» INFORMATION PROVIDED:
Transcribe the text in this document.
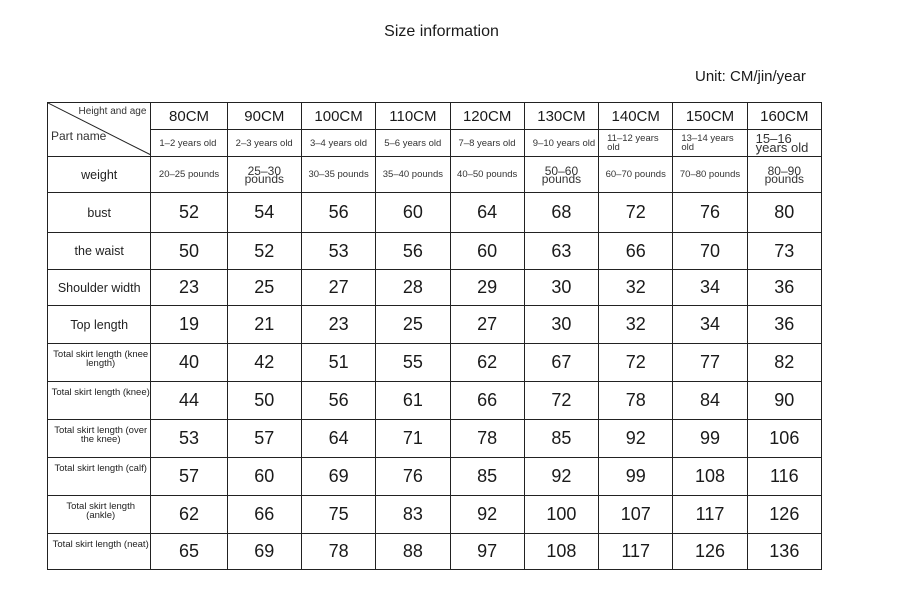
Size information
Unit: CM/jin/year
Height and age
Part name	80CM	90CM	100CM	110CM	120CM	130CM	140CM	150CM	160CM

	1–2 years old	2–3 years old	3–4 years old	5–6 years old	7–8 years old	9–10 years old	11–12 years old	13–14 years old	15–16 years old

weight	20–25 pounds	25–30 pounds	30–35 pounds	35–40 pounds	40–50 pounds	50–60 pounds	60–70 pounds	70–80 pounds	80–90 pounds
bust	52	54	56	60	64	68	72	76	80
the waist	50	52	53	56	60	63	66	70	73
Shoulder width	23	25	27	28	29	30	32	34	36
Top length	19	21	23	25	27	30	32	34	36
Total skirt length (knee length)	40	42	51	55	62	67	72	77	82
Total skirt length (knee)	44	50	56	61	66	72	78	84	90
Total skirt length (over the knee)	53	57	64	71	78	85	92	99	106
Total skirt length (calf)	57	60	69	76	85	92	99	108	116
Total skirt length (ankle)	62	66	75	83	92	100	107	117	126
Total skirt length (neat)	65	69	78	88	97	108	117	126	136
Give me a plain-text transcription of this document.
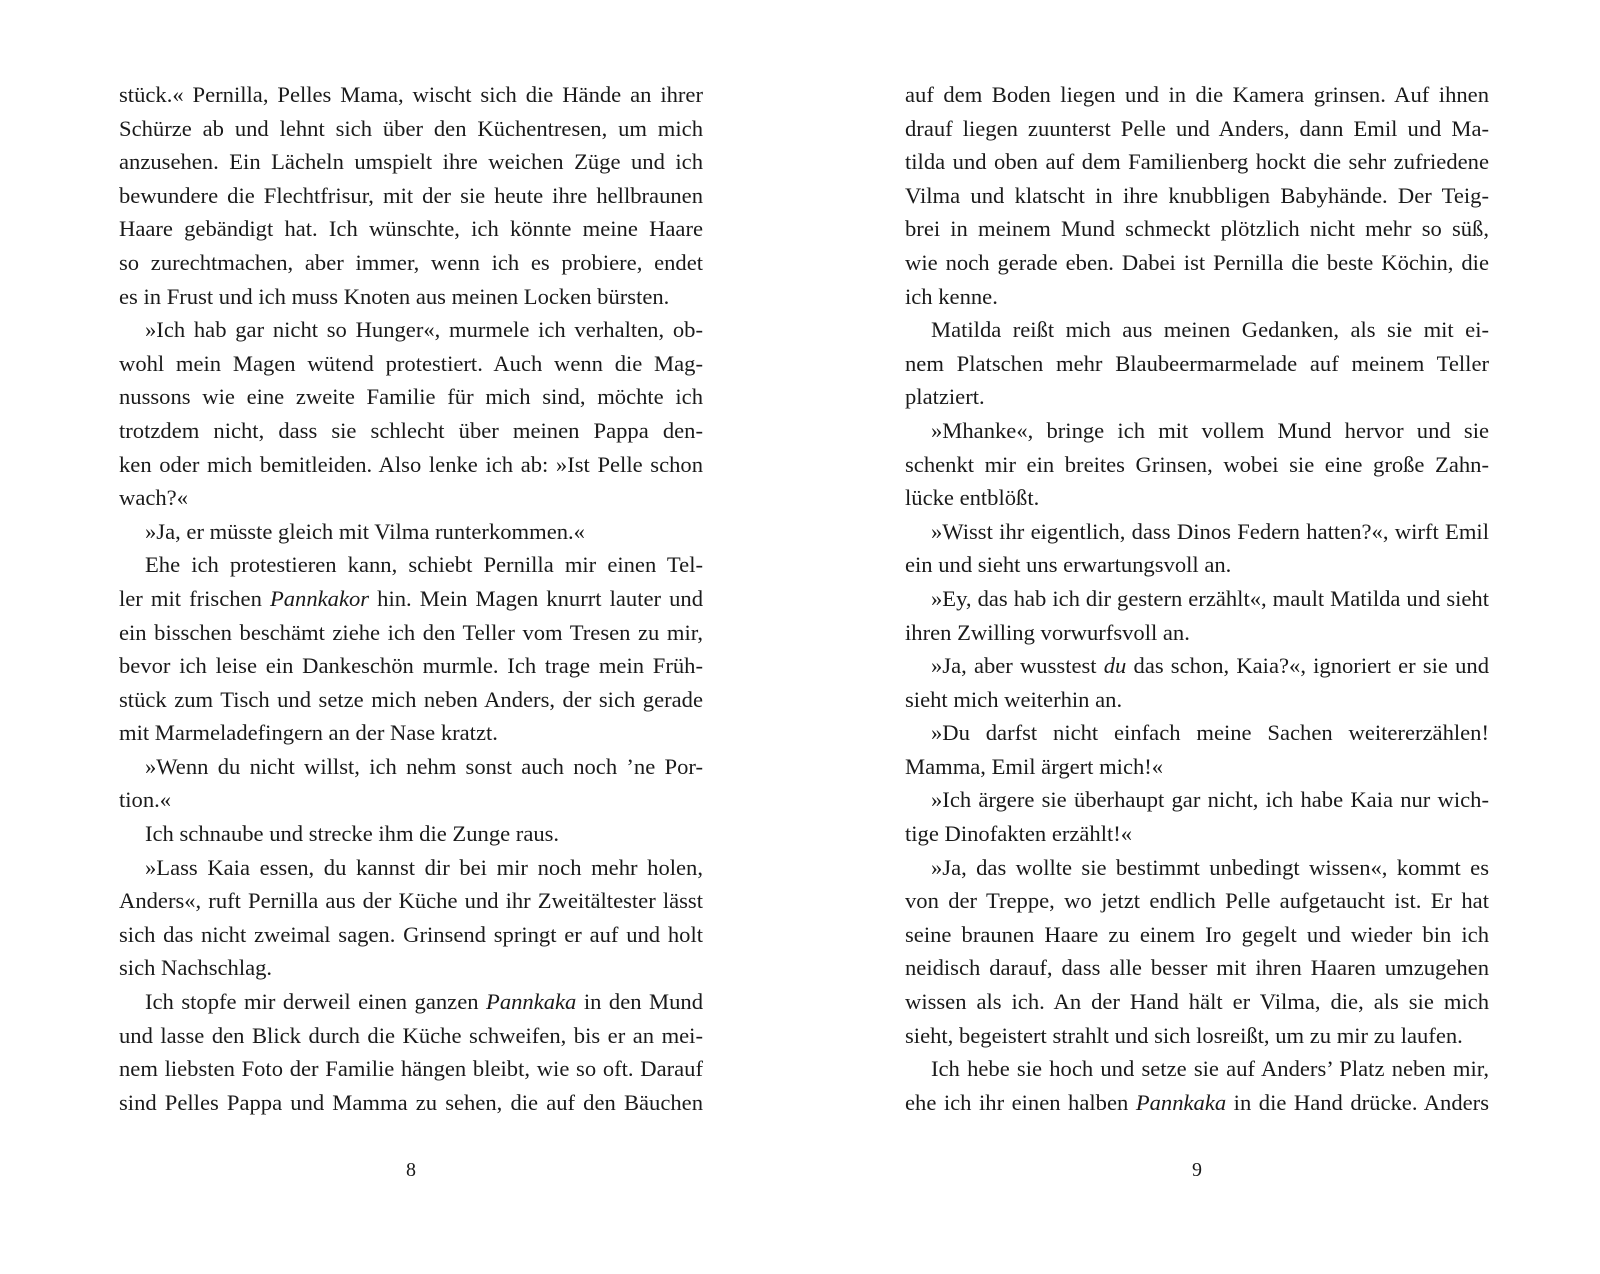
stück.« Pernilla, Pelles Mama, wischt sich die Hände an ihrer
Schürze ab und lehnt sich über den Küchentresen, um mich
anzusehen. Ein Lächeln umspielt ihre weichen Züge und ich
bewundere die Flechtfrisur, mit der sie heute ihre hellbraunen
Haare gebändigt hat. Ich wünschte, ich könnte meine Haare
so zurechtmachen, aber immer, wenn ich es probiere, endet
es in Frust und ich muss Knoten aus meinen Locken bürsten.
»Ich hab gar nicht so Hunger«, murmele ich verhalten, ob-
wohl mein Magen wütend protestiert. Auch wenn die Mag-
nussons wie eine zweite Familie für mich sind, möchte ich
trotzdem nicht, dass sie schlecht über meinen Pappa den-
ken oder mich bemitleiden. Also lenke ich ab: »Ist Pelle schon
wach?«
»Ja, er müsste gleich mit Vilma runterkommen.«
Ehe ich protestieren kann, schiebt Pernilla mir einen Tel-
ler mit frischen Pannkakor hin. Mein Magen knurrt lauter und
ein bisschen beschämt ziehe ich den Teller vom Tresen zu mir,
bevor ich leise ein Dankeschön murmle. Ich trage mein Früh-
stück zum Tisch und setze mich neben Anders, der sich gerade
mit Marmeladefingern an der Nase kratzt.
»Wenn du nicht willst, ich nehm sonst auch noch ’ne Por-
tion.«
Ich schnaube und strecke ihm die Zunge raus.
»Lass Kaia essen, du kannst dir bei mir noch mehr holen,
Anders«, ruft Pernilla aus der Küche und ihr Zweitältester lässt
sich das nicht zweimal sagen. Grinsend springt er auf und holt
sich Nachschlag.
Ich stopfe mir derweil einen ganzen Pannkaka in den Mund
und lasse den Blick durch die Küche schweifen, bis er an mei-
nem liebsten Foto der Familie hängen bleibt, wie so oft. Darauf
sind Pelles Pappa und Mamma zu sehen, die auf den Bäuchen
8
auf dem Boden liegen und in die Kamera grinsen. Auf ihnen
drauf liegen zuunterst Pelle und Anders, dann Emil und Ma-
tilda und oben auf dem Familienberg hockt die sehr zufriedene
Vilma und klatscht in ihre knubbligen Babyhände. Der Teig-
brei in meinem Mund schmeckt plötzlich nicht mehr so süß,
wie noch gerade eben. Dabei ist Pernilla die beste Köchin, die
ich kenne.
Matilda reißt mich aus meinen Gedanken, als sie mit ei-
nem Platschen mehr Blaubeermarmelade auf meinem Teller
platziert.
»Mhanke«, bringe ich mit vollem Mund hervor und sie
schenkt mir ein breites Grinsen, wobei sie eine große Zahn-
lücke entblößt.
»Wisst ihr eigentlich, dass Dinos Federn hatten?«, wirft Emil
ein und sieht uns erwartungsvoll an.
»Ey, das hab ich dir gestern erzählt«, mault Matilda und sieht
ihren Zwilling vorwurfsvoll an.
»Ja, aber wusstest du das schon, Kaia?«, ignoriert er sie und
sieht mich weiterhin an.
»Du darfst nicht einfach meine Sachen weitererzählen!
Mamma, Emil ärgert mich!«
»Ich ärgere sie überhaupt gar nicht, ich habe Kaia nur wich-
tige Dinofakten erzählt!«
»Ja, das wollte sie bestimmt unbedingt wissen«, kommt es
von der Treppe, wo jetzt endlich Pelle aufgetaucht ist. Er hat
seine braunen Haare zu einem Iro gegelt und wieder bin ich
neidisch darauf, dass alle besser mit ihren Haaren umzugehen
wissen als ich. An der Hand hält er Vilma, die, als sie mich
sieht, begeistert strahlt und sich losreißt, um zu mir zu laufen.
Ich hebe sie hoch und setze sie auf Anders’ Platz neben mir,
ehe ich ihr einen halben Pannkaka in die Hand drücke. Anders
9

» TASK GOAL: Set down all the entries exactly as they appear, but skip any pictures.

» WRITTEN RESPONSE:
Transcribe the text in this document.
Size information
Unit: CM/jin/year
Height and age
Part name	80CM	90CM	100CM	110CM	120CM	130CM	140CM	150CM	160CM

	1–2 years old	2–3 years old	3–4 years old	5–6 years old	7–8 years old	9–10 years old	11–12 years old	13–14 years old	15–16 years old

weight	20–25 pounds	25–30 pounds	30–35 pounds	35–40 pounds	40–50 pounds	50–60 pounds	60–70 pounds	70–80 pounds	80–90 pounds
bust	52	54	56	60	64	68	72	76	80
the waist	50	52	53	56	60	63	66	70	73
Shoulder width	23	25	27	28	29	30	32	34	36
Top length	19	21	23	25	27	30	32	34	36
Total skirt length (knee length)	40	42	51	55	62	67	72	77	82
Total skirt length (knee)	44	50	56	61	66	72	78	84	90
Total skirt length (over the knee)	53	57	64	71	78	85	92	99	106
Total skirt length (calf)	57	60	69	76	85	92	99	108	116
Total skirt length (ankle)	62	66	75	83	92	100	107	117	126
Total skirt length (neat)	65	69	78	88	97	108	117	126	136
Give me a plain-text transcription of this document.
stück.« Pernilla, Pelles Mama, wischt sich die Hände an ihrer
Schürze ab und lehnt sich über den Küchentresen, um mich
anzusehen. Ein Lächeln umspielt ihre weichen Züge und ich
bewundere die Flechtfrisur, mit der sie heute ihre hellbraunen
Haare gebändigt hat. Ich wünschte, ich könnte meine Haare
so zurechtmachen, aber immer, wenn ich es probiere, endet
es in Frust und ich muss Knoten aus meinen Locken bürsten.
»Ich hab gar nicht so Hunger«, murmele ich verhalten, ob-
wohl mein Magen wütend protestiert. Auch wenn die Mag-
nussons wie eine zweite Familie für mich sind, möchte ich
trotzdem nicht, dass sie schlecht über meinen Pappa den-
ken oder mich bemitleiden. Also lenke ich ab: »Ist Pelle schon
wach?«
»Ja, er müsste gleich mit Vilma runterkommen.«
Ehe ich protestieren kann, schiebt Pernilla mir einen Tel-
ler mit frischen Pannkakor hin. Mein Magen knurrt lauter und
ein bisschen beschämt ziehe ich den Teller vom Tresen zu mir,
bevor ich leise ein Dankeschön murmle. Ich trage mein Früh-
stück zum Tisch und setze mich neben Anders, der sich gerade
mit Marmeladefingern an der Nase kratzt.
»Wenn du nicht willst, ich nehm sonst auch noch ’ne Por-
tion.«
Ich schnaube und strecke ihm die Zunge raus.
»Lass Kaia essen, du kannst dir bei mir noch mehr holen,
Anders«, ruft Pernilla aus der Küche und ihr Zweitältester lässt
sich das nicht zweimal sagen. Grinsend springt er auf und holt
sich Nachschlag.
Ich stopfe mir derweil einen ganzen Pannkaka in den Mund
und lasse den Blick durch die Küche schweifen, bis er an mei-
nem liebsten Foto der Familie hängen bleibt, wie so oft. Darauf
sind Pelles Pappa und Mamma zu sehen, die auf den Bäuchen
8
auf dem Boden liegen und in die Kamera grinsen. Auf ihnen
drauf liegen zuunterst Pelle und Anders, dann Emil und Ma-
tilda und oben auf dem Familienberg hockt die sehr zufriedene
Vilma und klatscht in ihre knubbligen Babyhände. Der Teig-
brei in meinem Mund schmeckt plötzlich nicht mehr so süß,
wie noch gerade eben. Dabei ist Pernilla die beste Köchin, die
ich kenne.
Matilda reißt mich aus meinen Gedanken, als sie mit ei-
nem Platschen mehr Blaubeermarmelade auf meinem Teller
platziert.
»Mhanke«, bringe ich mit vollem Mund hervor und sie
schenkt mir ein breites Grinsen, wobei sie eine große Zahn-
lücke entblößt.
»Wisst ihr eigentlich, dass Dinos Federn hatten?«, wirft Emil
ein und sieht uns erwartungsvoll an.
»Ey, das hab ich dir gestern erzählt«, mault Matilda und sieht
ihren Zwilling vorwurfsvoll an.
»Ja, aber wusstest du das schon, Kaia?«, ignoriert er sie und
sieht mich weiterhin an.
»Du darfst nicht einfach meine Sachen weitererzählen!
Mamma, Emil ärgert mich!«
»Ich ärgere sie überhaupt gar nicht, ich habe Kaia nur wich-
tige Dinofakten erzählt!«
»Ja, das wollte sie bestimmt unbedingt wissen«, kommt es
von der Treppe, wo jetzt endlich Pelle aufgetaucht ist. Er hat
seine braunen Haare zu einem Iro gegelt und wieder bin ich
neidisch darauf, dass alle besser mit ihren Haaren umzugehen
wissen als ich. An der Hand hält er Vilma, die, als sie mich
sieht, begeistert strahlt und sich losreißt, um zu mir zu laufen.
Ich hebe sie hoch und setze sie auf Anders’ Platz neben mir,
ehe ich ihr einen halben Pannkaka in die Hand drücke. Anders
9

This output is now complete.